Work instructions
Determine the number of lines that have the string "supporters" in them, and give only that number.
┌─ Input material
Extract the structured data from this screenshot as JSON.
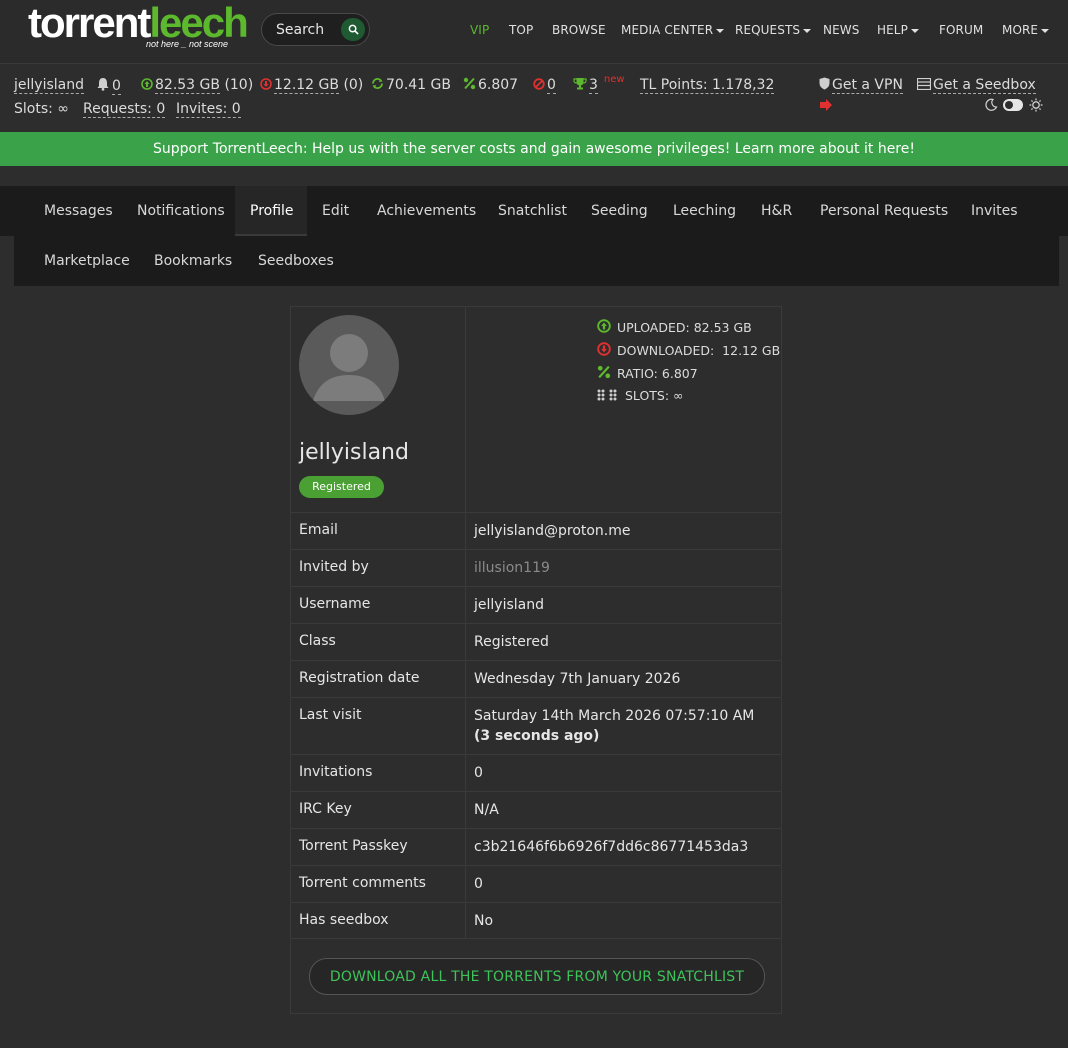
{
  "nav": {
    "logo_text_white": "torrent",
    "logo_text_green": "leech",
    "tagline_a": "not here _ not scene",
    "search_placeholder": "Search",
    "items": [
      "VIP",
      "TOP",
      "BROWSE",
      "MEDIA CENTER",
      "REQUESTS",
      "NEWS",
      "HELP",
      "FORUM",
      "MORE"
    ]
  },
  "stats": {
    "username": "jellyisland",
    "notifications": "0",
    "uploaded": "82.53 GB",
    "uploaded_count": "(10)",
    "downloaded": "12.12 GB",
    "downloaded_count": "(0)",
    "seedbonus": "70.41 GB",
    "ratio": "6.807",
    "hnr": "0",
    "achievements": "3",
    "achievements_new": "new",
    "tl_points": "TL Points: 1.178,32",
    "get_vpn": "Get a VPN",
    "get_seedbox": "Get a Seedbox",
    "slots_label": "Slots:",
    "slots_value": "∞",
    "requests": "Requests: 0",
    "invites": "Invites: 0"
  },
  "banner": {
    "text": "Support TorrentLeech: Help us with the server costs and gain awesome privileges! Learn more about it here!"
  },
  "tabs": {
    "row1": [
      "Messages",
      "Notifications",
      "Profile",
      "Edit",
      "Achievements",
      "Snatchlist",
      "Seeding",
      "Leeching",
      "H&R",
      "Personal Requests",
      "Invites"
    ],
    "row2": [
      "Marketplace",
      "Bookmarks",
      "Seedboxes"
    ],
    "active": "Profile"
  },
  "profile": {
    "username": "jellyisland",
    "class_badge": "Registered",
    "uploaded_label": "UPLOADED:",
    "uploaded_value": "82.53 GB",
    "downloaded_label": "DOWNLOADED:",
    "downloaded_value": "12.12 GB",
    "ratio_label": "RATIO:",
    "ratio_value": "6.807",
    "slots_label": "SLOTS:",
    "slots_value": "∞",
    "rows": [
      {
        "key": "Email",
        "value": "jellyisland@proton.me"
      },
      {
        "key": "Invited by",
        "value": "illusion119"
      },
      {
        "key": "Username",
        "value": "jellyisland"
      },
      {
        "key": "Class",
        "value": "Registered"
      },
      {
        "key": "Registration date",
        "value": "Wednesday 7th January 2026"
      },
      {
        "key": "Last visit",
        "value": "Saturday 14th March 2026 07:57:10 AM",
        "value_extra": "(3 seconds ago)"
      },
      {
        "key": "Invitations",
        "value": "0"
      },
      {
        "key": "IRC Key",
        "value": "N/A"
      },
      {
        "key": "Torrent Passkey",
        "value": "c3b21646f6b6926f7dd6c86771453da3"
      },
      {
        "key": "Torrent comments",
        "value": "0"
      },
      {
        "key": "Has seedbox",
        "value": "No"
      }
    ],
    "download_button": "DOWNLOAD ALL THE TORRENTS FROM YOUR SNATCHLIST"
  },
  "colors": {
    "accent_green": "#3aa34a",
    "up_green": "#5cb82c",
    "down_red": "#e03030"
  }
}
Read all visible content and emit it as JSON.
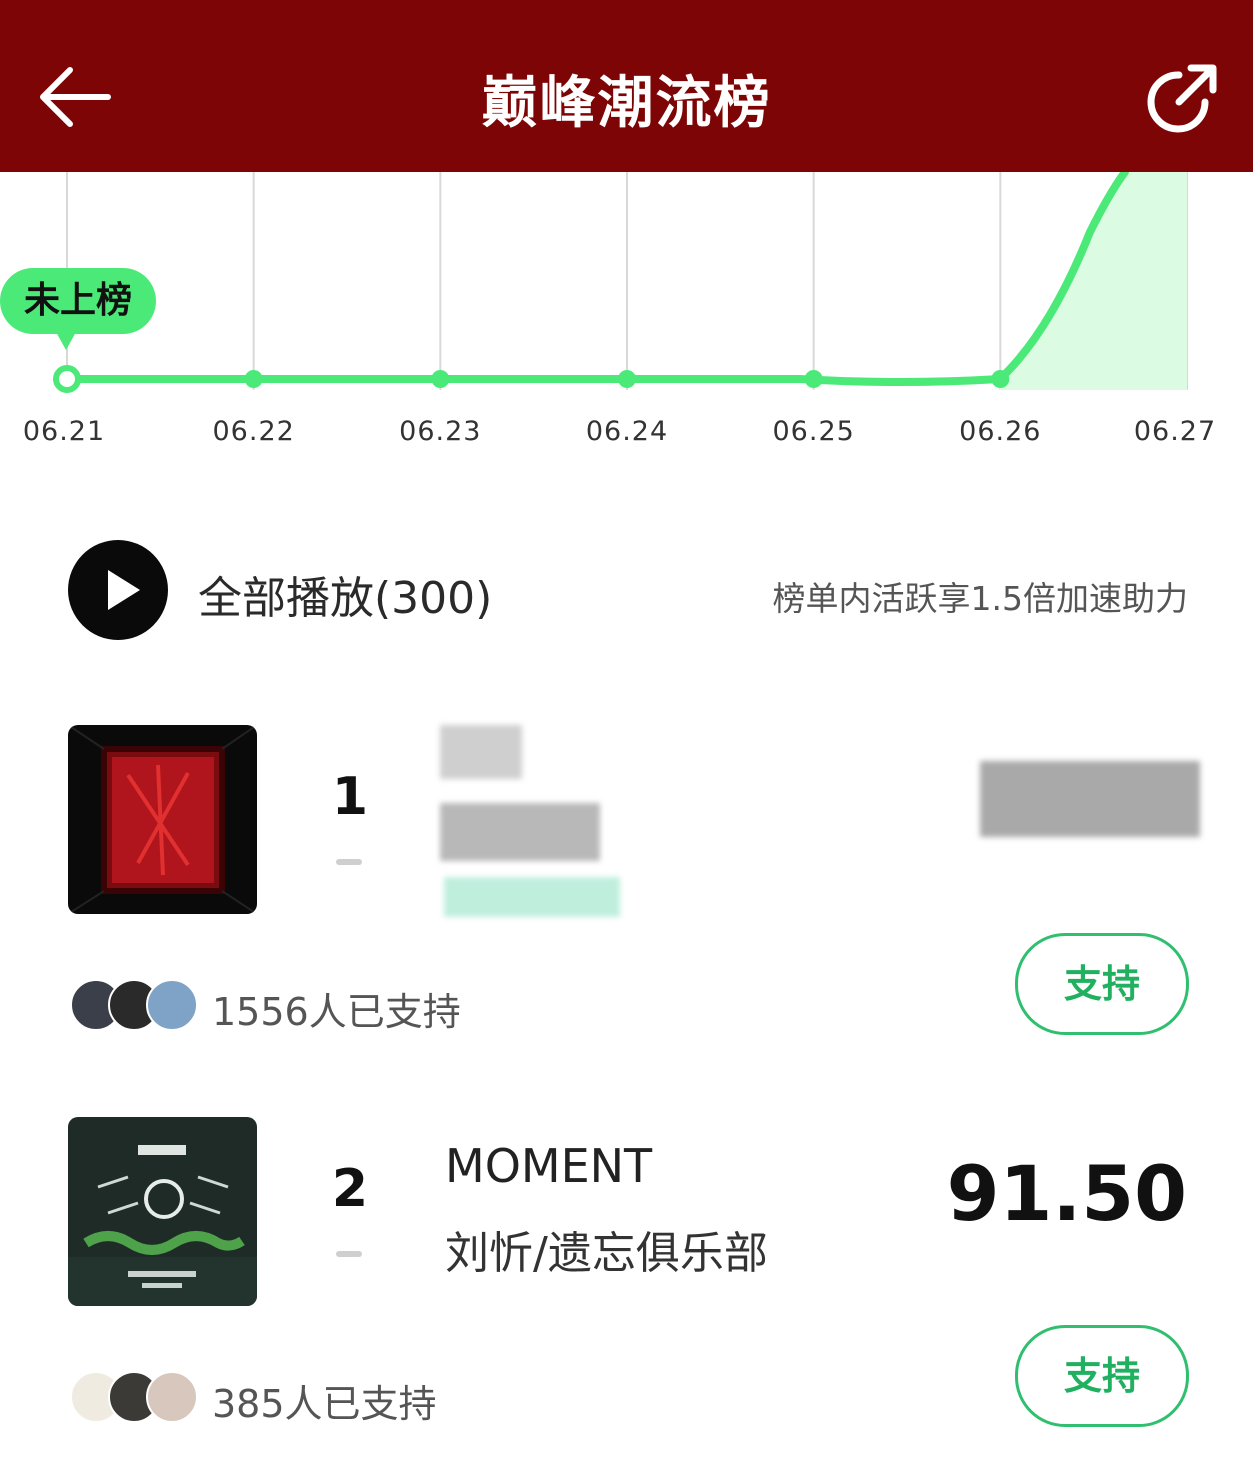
{
  "header": {
    "title": "巅峰潮流榜"
  },
  "chart_data": {
    "type": "line",
    "x": [
      "06.21",
      "06.22",
      "06.23",
      "06.24",
      "06.25",
      "06.26",
      "06.27"
    ],
    "marker_label": "未上榜"
  },
  "playall": {
    "label": "全部播放(300)",
    "note": "榜单内活跃享1.5倍加速助力"
  },
  "entries": [
    {
      "rank": "1",
      "title": "",
      "artist": "",
      "score": "",
      "supporters": "1556人已支持",
      "support_label": "支持"
    },
    {
      "rank": "2",
      "title": "MOMENT",
      "artist": "刘忻/遗忘俱乐部",
      "score": "91.50",
      "supporters": "385人已支持",
      "support_label": "支持"
    }
  ],
  "colors": {
    "header_bg": "#7e0505",
    "line": "#4bea78",
    "button": "#2fbf6f"
  }
}
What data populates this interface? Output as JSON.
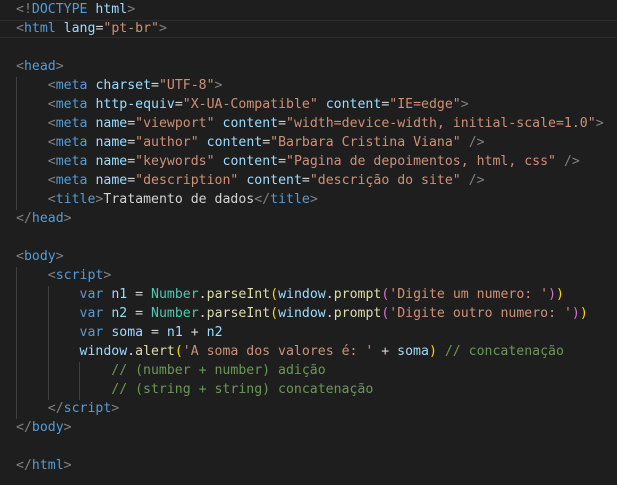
{
  "editor": {
    "background": "#1e1e1e",
    "cursor_line": 2,
    "lines": [
      [
        [
          "t-punct",
          "<!"
        ],
        [
          "t-tag",
          "DOCTYPE"
        ],
        [
          "t-text",
          " "
        ],
        [
          "t-attr",
          "html"
        ],
        [
          "t-punct",
          ">"
        ]
      ],
      [
        [
          "t-punct",
          "<"
        ],
        [
          "t-tag",
          "html"
        ],
        [
          "t-text",
          " "
        ],
        [
          "t-attr",
          "lang"
        ],
        [
          "t-text",
          "="
        ],
        [
          "t-str",
          "\"pt-br\""
        ],
        [
          "t-punct",
          ">"
        ]
      ],
      [],
      [
        [
          "t-punct",
          "<"
        ],
        [
          "t-tag",
          "head"
        ],
        [
          "t-punct",
          ">"
        ]
      ],
      [
        [
          "t-text",
          "    "
        ],
        [
          "t-punct",
          "<"
        ],
        [
          "t-tag",
          "meta"
        ],
        [
          "t-text",
          " "
        ],
        [
          "t-attr",
          "charset"
        ],
        [
          "t-text",
          "="
        ],
        [
          "t-str",
          "\"UTF-8\""
        ],
        [
          "t-punct",
          ">"
        ]
      ],
      [
        [
          "t-text",
          "    "
        ],
        [
          "t-punct",
          "<"
        ],
        [
          "t-tag",
          "meta"
        ],
        [
          "t-text",
          " "
        ],
        [
          "t-attr",
          "http-equiv"
        ],
        [
          "t-text",
          "="
        ],
        [
          "t-str",
          "\"X-UA-Compatible\""
        ],
        [
          "t-text",
          " "
        ],
        [
          "t-attr",
          "content"
        ],
        [
          "t-text",
          "="
        ],
        [
          "t-str",
          "\"IE=edge\""
        ],
        [
          "t-punct",
          ">"
        ]
      ],
      [
        [
          "t-text",
          "    "
        ],
        [
          "t-punct",
          "<"
        ],
        [
          "t-tag",
          "meta"
        ],
        [
          "t-text",
          " "
        ],
        [
          "t-attr",
          "name"
        ],
        [
          "t-text",
          "="
        ],
        [
          "t-str",
          "\"viewport\""
        ],
        [
          "t-text",
          " "
        ],
        [
          "t-attr",
          "content"
        ],
        [
          "t-text",
          "="
        ],
        [
          "t-str",
          "\"width=device-width, initial-scale=1.0\""
        ],
        [
          "t-punct",
          ">"
        ]
      ],
      [
        [
          "t-text",
          "    "
        ],
        [
          "t-punct",
          "<"
        ],
        [
          "t-tag",
          "meta"
        ],
        [
          "t-text",
          " "
        ],
        [
          "t-attr",
          "name"
        ],
        [
          "t-text",
          "="
        ],
        [
          "t-str",
          "\"author\""
        ],
        [
          "t-text",
          " "
        ],
        [
          "t-attr",
          "content"
        ],
        [
          "t-text",
          "="
        ],
        [
          "t-str",
          "\"Barbara Cristina Viana\""
        ],
        [
          "t-text",
          " "
        ],
        [
          "t-punct",
          "/>"
        ]
      ],
      [
        [
          "t-text",
          "    "
        ],
        [
          "t-punct",
          "<"
        ],
        [
          "t-tag",
          "meta"
        ],
        [
          "t-text",
          " "
        ],
        [
          "t-attr",
          "name"
        ],
        [
          "t-text",
          "="
        ],
        [
          "t-str",
          "\"keywords\""
        ],
        [
          "t-text",
          " "
        ],
        [
          "t-attr",
          "content"
        ],
        [
          "t-text",
          "="
        ],
        [
          "t-str",
          "\"Pagina de depoimentos, html, css\""
        ],
        [
          "t-text",
          " "
        ],
        [
          "t-punct",
          "/>"
        ]
      ],
      [
        [
          "t-text",
          "    "
        ],
        [
          "t-punct",
          "<"
        ],
        [
          "t-tag",
          "meta"
        ],
        [
          "t-text",
          " "
        ],
        [
          "t-attr",
          "name"
        ],
        [
          "t-text",
          "="
        ],
        [
          "t-str",
          "\"description\""
        ],
        [
          "t-text",
          " "
        ],
        [
          "t-attr",
          "content"
        ],
        [
          "t-text",
          "="
        ],
        [
          "t-str",
          "\"descrição do site\""
        ],
        [
          "t-text",
          " "
        ],
        [
          "t-punct",
          "/>"
        ]
      ],
      [
        [
          "t-text",
          "    "
        ],
        [
          "t-punct",
          "<"
        ],
        [
          "t-tag",
          "title"
        ],
        [
          "t-punct",
          ">"
        ],
        [
          "t-text",
          "Tratamento de dados"
        ],
        [
          "t-punct",
          "</"
        ],
        [
          "t-tag",
          "title"
        ],
        [
          "t-punct",
          ">"
        ]
      ],
      [
        [
          "t-punct",
          "</"
        ],
        [
          "t-tag",
          "head"
        ],
        [
          "t-punct",
          ">"
        ]
      ],
      [],
      [
        [
          "t-punct",
          "<"
        ],
        [
          "t-tag",
          "body"
        ],
        [
          "t-punct",
          ">"
        ]
      ],
      [
        [
          "t-text",
          "    "
        ],
        [
          "t-punct",
          "<"
        ],
        [
          "t-tag",
          "script"
        ],
        [
          "t-punct",
          ">"
        ]
      ],
      [
        [
          "t-text",
          "        "
        ],
        [
          "t-kw",
          "var"
        ],
        [
          "t-text",
          " "
        ],
        [
          "t-var",
          "n1"
        ],
        [
          "t-op",
          " = "
        ],
        [
          "t-cls",
          "Number"
        ],
        [
          "t-op",
          "."
        ],
        [
          "t-fn",
          "parseInt"
        ],
        [
          "t-p1",
          "("
        ],
        [
          "t-var",
          "window"
        ],
        [
          "t-op",
          "."
        ],
        [
          "t-fn",
          "prompt"
        ],
        [
          "t-p2",
          "("
        ],
        [
          "t-str",
          "'Digite um numero: '"
        ],
        [
          "t-p2",
          ")"
        ],
        [
          "t-p1",
          ")"
        ]
      ],
      [
        [
          "t-text",
          "        "
        ],
        [
          "t-kw",
          "var"
        ],
        [
          "t-text",
          " "
        ],
        [
          "t-var",
          "n2"
        ],
        [
          "t-op",
          " = "
        ],
        [
          "t-cls",
          "Number"
        ],
        [
          "t-op",
          "."
        ],
        [
          "t-fn",
          "parseInt"
        ],
        [
          "t-p1",
          "("
        ],
        [
          "t-var",
          "window"
        ],
        [
          "t-op",
          "."
        ],
        [
          "t-fn",
          "prompt"
        ],
        [
          "t-p2",
          "("
        ],
        [
          "t-str",
          "'Digite outro numero: '"
        ],
        [
          "t-p2",
          ")"
        ],
        [
          "t-p1",
          ")"
        ]
      ],
      [
        [
          "t-text",
          "        "
        ],
        [
          "t-kw",
          "var"
        ],
        [
          "t-text",
          " "
        ],
        [
          "t-var",
          "soma"
        ],
        [
          "t-op",
          " = "
        ],
        [
          "t-var",
          "n1"
        ],
        [
          "t-op",
          " + "
        ],
        [
          "t-var",
          "n2"
        ]
      ],
      [
        [
          "t-text",
          "        "
        ],
        [
          "t-var",
          "window"
        ],
        [
          "t-op",
          "."
        ],
        [
          "t-fn",
          "alert"
        ],
        [
          "t-p1",
          "("
        ],
        [
          "t-str",
          "'A soma dos valores é: '"
        ],
        [
          "t-op",
          " + "
        ],
        [
          "t-var",
          "soma"
        ],
        [
          "t-p1",
          ")"
        ],
        [
          "t-text",
          " "
        ],
        [
          "t-com",
          "// concatenação"
        ]
      ],
      [
        [
          "t-text",
          "            "
        ],
        [
          "t-com",
          "// (number + number) adição"
        ]
      ],
      [
        [
          "t-text",
          "            "
        ],
        [
          "t-com",
          "// (string + string) concatenação"
        ]
      ],
      [
        [
          "t-text",
          "    "
        ],
        [
          "t-punct",
          "</"
        ],
        [
          "t-tag",
          "script"
        ],
        [
          "t-punct",
          ">"
        ]
      ],
      [
        [
          "t-punct",
          "</"
        ],
        [
          "t-tag",
          "body"
        ],
        [
          "t-punct",
          ">"
        ]
      ],
      [],
      [
        [
          "t-punct",
          "</"
        ],
        [
          "t-tag",
          "html"
        ],
        [
          "t-punct",
          ">"
        ]
      ]
    ]
  }
}
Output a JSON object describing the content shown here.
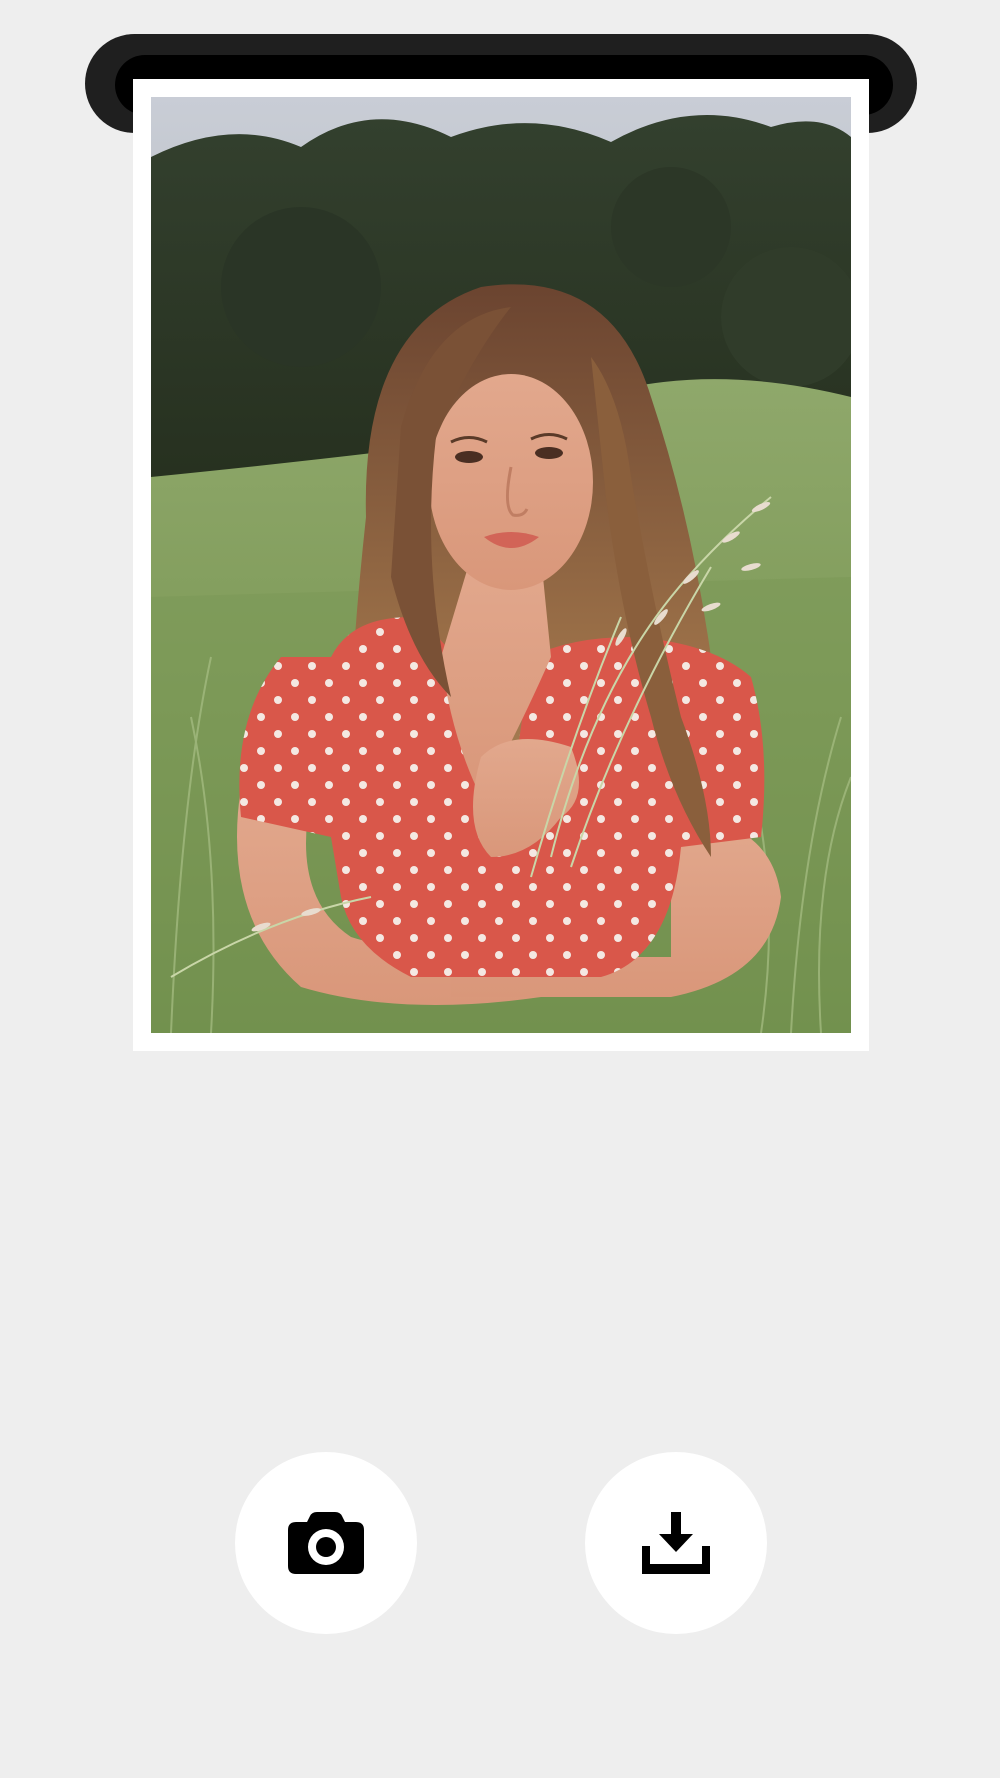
└─
Solution for this task
2